Please give the data below again in full, exactly as it stands.

— Start of RECORDS PROVIDED —

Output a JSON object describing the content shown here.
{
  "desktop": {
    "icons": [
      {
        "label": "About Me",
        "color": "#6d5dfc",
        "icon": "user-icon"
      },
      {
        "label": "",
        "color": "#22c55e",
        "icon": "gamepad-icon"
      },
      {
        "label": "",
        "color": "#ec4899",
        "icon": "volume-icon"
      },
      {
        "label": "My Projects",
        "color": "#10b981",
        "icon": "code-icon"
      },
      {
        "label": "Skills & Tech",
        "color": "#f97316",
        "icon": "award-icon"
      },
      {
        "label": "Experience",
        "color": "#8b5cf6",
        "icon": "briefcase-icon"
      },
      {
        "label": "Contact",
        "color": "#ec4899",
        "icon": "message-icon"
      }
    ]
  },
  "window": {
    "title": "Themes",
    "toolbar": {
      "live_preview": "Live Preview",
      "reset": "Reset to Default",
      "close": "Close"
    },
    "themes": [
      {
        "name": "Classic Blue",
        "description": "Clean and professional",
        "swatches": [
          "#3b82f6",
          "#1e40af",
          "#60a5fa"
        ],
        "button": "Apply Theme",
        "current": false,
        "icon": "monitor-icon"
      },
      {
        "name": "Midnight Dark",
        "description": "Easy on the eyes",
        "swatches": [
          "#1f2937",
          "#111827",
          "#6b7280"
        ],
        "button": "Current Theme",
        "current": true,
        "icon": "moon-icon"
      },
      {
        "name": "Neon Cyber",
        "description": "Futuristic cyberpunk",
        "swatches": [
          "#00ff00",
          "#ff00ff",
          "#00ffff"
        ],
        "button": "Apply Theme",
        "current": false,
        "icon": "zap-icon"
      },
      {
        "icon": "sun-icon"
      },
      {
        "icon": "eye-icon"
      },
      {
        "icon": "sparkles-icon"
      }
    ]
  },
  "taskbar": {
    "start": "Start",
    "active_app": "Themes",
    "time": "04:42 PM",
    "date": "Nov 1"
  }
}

— End of RECORDS PROVIDED —

◆ **ANSWER TO THE PROBLEM**:
Output a JSON object describing the content shown here.
{
  "desktop": {
    "icons": [
      {
        "label": "About Me",
        "color": "#6d5dfc",
        "icon": "user-icon"
      },
      {
        "label": "",
        "color": "#22c55e",
        "icon": "gamepad-icon"
      },
      {
        "label": "",
        "color": "#ec4899",
        "icon": "volume-icon"
      },
      {
        "label": "My Projects",
        "color": "#10b981",
        "icon": "code-icon"
      },
      {
        "label": "Skills & Tech",
        "color": "#f97316",
        "icon": "award-icon"
      },
      {
        "label": "Experience",
        "color": "#8b5cf6",
        "icon": "briefcase-icon"
      },
      {
        "label": "Contact",
        "color": "#ec4899",
        "icon": "message-icon"
      }
    ]
  },
  "window": {
    "title": "Themes",
    "toolbar": {
      "live_preview": "Live Preview",
      "reset": "Reset to Default",
      "close": "Close"
    },
    "themes": [
      {
        "name": "Classic Blue",
        "description": "Clean and professional",
        "swatches": [
          "#3b82f6",
          "#1e40af",
          "#60a5fa"
        ],
        "button": "Apply Theme",
        "current": false,
        "icon": "monitor-icon"
      },
      {
        "name": "Midnight Dark",
        "description": "Easy on the eyes",
        "swatches": [
          "#1f2937",
          "#111827",
          "#6b7280"
        ],
        "button": "Current Theme",
        "current": true,
        "icon": "moon-icon"
      },
      {
        "name": "Neon Cyber",
        "description": "Futuristic cyberpunk",
        "swatches": [
          "#00ff00",
          "#ff00ff",
          "#00ffff"
        ],
        "button": "Apply Theme",
        "current": false,
        "icon": "zap-icon"
      },
      {
        "icon": "sun-icon"
      },
      {
        "icon": "eye-icon"
      },
      {
        "icon": "sparkles-icon"
      }
    ]
  },
  "taskbar": {
    "start": "Start",
    "active_app": "Themes",
    "time": "04:42 PM",
    "date": "Nov 1"
  }
}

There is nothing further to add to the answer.